→ **Task details**: From the entries below, copy every line that holds the word "name".

→ **Figure content listings**:
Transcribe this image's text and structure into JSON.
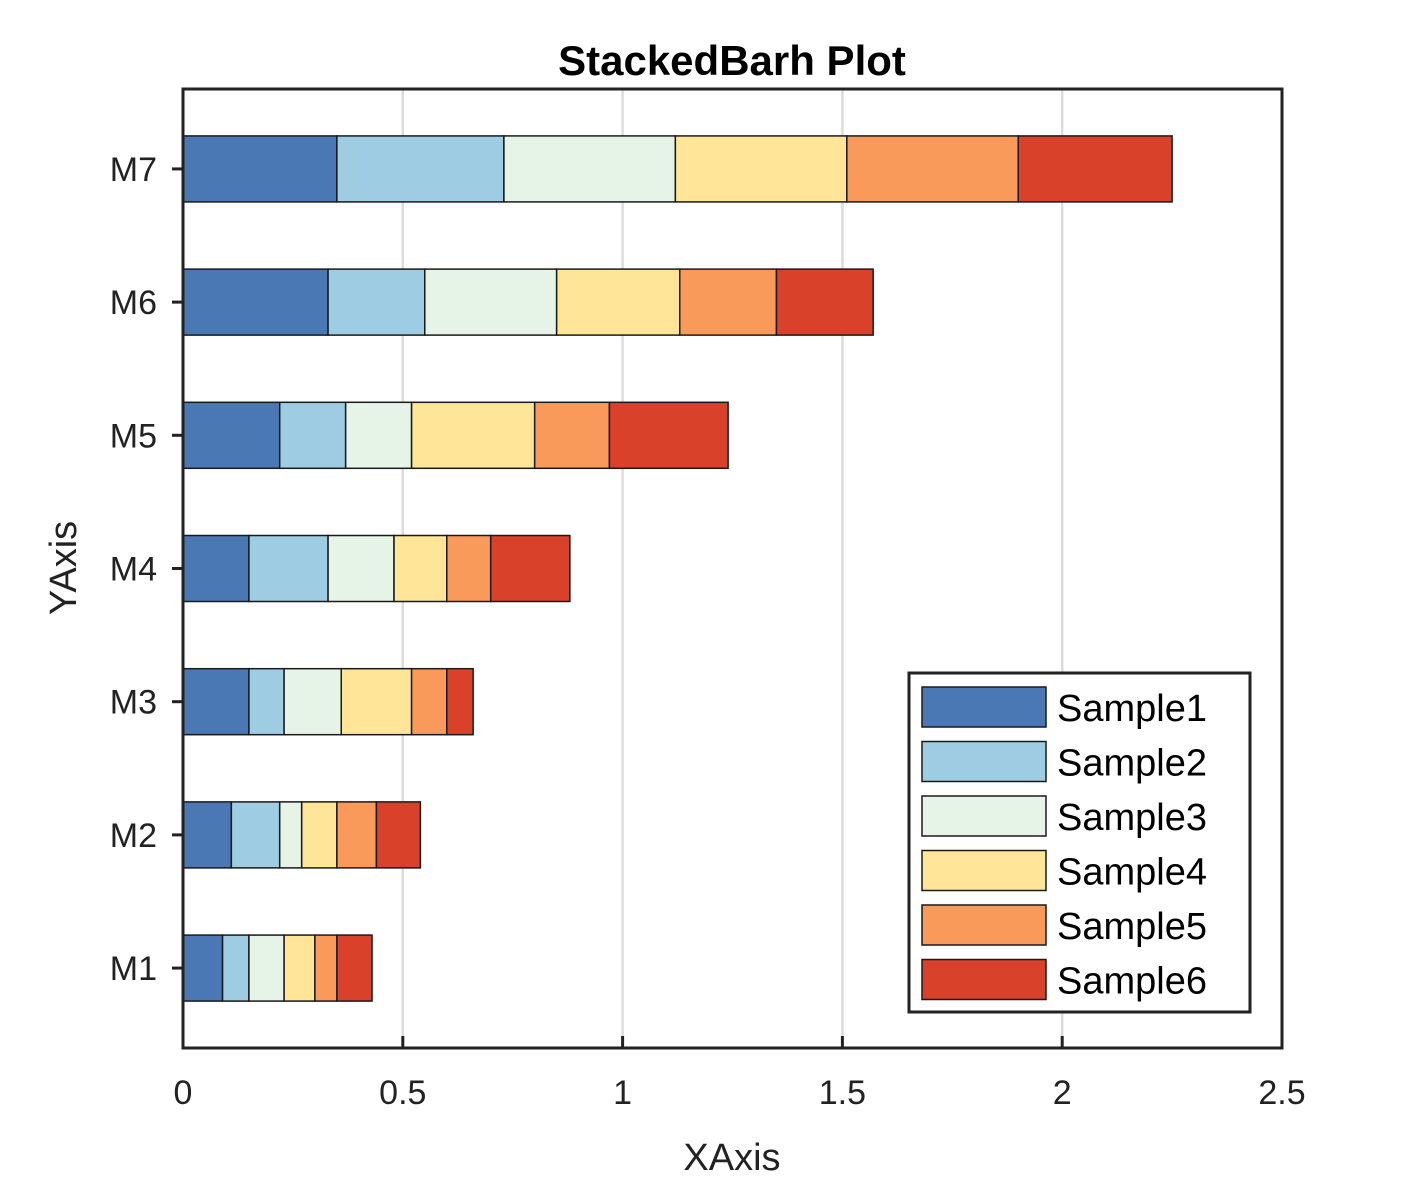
{
  "chart_data": {
    "type": "bar",
    "orientation": "horizontal",
    "stacked": true,
    "title": "StackedBarh Plot",
    "xlabel": "XAxis",
    "ylabel": "YAxis",
    "xlim": [
      0,
      2.5
    ],
    "xticks": [
      0,
      0.5,
      1,
      1.5,
      2,
      2.5
    ],
    "xtick_labels": [
      "0",
      "0.5",
      "1",
      "1.5",
      "2",
      "2.5"
    ],
    "grid": "vertical",
    "legend_position": "bottom-right",
    "categories": [
      "M1",
      "M2",
      "M3",
      "M4",
      "M5",
      "M6",
      "M7"
    ],
    "series": [
      {
        "name": "Sample1",
        "color": "#4a78b5",
        "values": [
          0.09,
          0.11,
          0.15,
          0.15,
          0.22,
          0.33,
          0.35
        ]
      },
      {
        "name": "Sample2",
        "color": "#9ecde3",
        "values": [
          0.06,
          0.11,
          0.08,
          0.18,
          0.15,
          0.22,
          0.38
        ]
      },
      {
        "name": "Sample3",
        "color": "#e6f4e8",
        "values": [
          0.08,
          0.05,
          0.13,
          0.15,
          0.15,
          0.3,
          0.39
        ]
      },
      {
        "name": "Sample4",
        "color": "#fee598",
        "values": [
          0.07,
          0.08,
          0.16,
          0.12,
          0.28,
          0.28,
          0.39
        ]
      },
      {
        "name": "Sample5",
        "color": "#f99a5a",
        "values": [
          0.05,
          0.09,
          0.08,
          0.1,
          0.17,
          0.22,
          0.39
        ]
      },
      {
        "name": "Sample6",
        "color": "#d9412b",
        "values": [
          0.08,
          0.1,
          0.06,
          0.18,
          0.27,
          0.22,
          0.35
        ]
      }
    ]
  }
}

→ **Correct output**:
        "name": "Sample1",
        "name": "Sample2",
        "name": "Sample3",
        "name": "Sample4",
        "name": "Sample5",
        "name": "Sample6",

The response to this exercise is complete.